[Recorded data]
-=-=-=-=-

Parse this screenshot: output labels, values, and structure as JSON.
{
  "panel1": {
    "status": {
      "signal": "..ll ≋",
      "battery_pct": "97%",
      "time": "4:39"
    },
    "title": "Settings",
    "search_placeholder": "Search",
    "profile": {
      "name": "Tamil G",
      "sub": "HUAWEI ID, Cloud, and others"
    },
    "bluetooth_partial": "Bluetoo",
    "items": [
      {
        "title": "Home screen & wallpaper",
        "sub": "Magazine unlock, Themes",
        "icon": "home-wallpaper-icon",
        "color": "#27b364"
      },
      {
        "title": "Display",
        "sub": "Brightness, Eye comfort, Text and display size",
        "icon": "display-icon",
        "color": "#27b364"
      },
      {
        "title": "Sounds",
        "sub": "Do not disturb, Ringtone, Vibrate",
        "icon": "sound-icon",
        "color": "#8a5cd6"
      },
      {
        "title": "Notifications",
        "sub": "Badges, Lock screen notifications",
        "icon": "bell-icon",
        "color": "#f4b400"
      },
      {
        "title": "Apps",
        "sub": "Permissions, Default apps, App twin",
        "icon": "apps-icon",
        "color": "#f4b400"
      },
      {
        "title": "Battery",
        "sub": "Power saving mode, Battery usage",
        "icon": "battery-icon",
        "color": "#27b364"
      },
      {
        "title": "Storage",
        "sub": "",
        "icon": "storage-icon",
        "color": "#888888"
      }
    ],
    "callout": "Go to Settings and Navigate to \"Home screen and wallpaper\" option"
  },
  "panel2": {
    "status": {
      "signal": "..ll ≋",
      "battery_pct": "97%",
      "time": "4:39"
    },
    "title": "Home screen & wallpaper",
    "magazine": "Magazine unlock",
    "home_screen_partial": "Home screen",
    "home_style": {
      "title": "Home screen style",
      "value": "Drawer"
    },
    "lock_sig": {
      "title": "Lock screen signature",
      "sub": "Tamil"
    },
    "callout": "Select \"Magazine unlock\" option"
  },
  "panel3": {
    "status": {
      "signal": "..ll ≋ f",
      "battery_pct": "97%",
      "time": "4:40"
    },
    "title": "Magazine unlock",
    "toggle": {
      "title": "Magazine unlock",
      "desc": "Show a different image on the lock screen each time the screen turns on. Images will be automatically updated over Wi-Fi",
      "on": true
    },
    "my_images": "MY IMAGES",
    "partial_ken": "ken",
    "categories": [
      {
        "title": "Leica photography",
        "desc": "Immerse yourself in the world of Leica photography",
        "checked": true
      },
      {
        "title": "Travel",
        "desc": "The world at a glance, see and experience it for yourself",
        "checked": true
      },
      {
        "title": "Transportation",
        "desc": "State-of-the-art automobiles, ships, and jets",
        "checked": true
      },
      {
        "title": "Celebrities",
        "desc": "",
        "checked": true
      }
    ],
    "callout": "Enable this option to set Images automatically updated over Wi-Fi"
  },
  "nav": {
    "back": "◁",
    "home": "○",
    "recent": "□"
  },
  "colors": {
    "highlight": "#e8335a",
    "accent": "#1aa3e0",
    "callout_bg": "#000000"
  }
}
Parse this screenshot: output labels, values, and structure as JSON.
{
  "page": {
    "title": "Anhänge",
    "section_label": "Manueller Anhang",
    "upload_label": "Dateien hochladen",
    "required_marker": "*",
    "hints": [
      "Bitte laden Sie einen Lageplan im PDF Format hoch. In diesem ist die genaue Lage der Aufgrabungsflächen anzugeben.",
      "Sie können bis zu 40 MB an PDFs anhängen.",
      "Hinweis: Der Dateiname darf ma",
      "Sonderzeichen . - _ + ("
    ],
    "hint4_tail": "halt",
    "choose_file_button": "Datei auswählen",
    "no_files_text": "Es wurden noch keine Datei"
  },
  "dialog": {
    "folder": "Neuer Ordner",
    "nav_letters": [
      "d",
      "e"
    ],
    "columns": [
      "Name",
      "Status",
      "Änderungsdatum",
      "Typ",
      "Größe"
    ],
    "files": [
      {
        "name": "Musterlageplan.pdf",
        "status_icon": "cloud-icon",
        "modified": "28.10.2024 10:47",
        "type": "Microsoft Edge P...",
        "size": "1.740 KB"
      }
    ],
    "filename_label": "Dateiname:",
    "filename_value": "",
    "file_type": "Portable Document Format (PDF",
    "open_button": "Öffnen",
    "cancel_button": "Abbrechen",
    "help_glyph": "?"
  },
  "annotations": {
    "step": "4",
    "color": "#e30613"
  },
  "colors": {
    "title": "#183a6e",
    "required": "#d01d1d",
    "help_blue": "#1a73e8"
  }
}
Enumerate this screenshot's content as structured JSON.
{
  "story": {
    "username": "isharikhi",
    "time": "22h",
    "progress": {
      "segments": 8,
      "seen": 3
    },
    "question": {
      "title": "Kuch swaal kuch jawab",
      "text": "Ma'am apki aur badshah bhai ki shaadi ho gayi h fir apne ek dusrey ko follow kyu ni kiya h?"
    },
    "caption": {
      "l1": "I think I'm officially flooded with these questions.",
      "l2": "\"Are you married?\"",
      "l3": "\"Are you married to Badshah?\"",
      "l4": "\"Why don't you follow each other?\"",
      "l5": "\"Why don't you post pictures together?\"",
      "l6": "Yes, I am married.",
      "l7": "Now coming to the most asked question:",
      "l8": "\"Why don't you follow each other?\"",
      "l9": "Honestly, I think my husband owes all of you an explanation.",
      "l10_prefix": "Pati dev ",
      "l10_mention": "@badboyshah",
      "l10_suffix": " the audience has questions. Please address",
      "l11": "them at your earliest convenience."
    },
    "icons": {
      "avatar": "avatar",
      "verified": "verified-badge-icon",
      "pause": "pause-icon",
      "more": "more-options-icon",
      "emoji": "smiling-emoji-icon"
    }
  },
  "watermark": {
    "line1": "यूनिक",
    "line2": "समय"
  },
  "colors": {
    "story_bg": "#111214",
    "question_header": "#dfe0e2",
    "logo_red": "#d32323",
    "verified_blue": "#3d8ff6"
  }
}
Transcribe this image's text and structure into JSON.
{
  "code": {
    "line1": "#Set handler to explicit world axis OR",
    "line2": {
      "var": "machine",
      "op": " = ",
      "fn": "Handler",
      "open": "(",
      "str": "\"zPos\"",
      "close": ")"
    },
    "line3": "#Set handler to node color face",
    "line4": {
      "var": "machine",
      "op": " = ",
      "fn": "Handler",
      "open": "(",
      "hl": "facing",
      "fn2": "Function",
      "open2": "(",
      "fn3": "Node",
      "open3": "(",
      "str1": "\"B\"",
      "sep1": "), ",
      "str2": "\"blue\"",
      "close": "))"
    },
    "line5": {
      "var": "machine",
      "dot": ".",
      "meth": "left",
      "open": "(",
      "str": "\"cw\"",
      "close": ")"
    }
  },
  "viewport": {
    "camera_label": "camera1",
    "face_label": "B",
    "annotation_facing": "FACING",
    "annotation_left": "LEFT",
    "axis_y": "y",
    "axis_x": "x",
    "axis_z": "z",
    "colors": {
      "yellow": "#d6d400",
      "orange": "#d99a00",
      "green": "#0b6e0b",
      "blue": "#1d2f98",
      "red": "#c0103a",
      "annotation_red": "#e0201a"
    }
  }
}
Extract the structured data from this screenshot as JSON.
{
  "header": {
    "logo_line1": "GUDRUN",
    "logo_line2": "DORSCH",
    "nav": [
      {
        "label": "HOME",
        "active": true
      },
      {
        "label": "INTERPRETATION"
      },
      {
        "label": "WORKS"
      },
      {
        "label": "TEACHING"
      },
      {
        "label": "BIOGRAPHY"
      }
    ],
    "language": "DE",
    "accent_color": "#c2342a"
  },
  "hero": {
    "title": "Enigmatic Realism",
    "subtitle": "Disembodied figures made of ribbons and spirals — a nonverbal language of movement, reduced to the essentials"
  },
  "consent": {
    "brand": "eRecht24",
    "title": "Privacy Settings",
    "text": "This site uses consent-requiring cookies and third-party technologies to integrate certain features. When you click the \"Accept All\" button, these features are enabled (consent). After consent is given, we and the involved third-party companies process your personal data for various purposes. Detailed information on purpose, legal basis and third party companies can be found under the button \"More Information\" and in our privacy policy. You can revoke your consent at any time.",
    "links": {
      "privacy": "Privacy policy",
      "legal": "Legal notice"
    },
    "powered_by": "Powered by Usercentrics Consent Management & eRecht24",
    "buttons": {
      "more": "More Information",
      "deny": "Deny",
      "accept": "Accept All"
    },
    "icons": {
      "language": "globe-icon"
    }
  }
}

-=-=-=-=-

§ **To be done**
Find every line in the records above that holds the word "over", and copy each one.

§ **Task answer**
      "desc": "Show a different image on the lock screen each time the screen turns on. Images will be automatically updated over Wi-Fi",
    "callout": "Enable this option to set Images automatically updated over Wi-Fi"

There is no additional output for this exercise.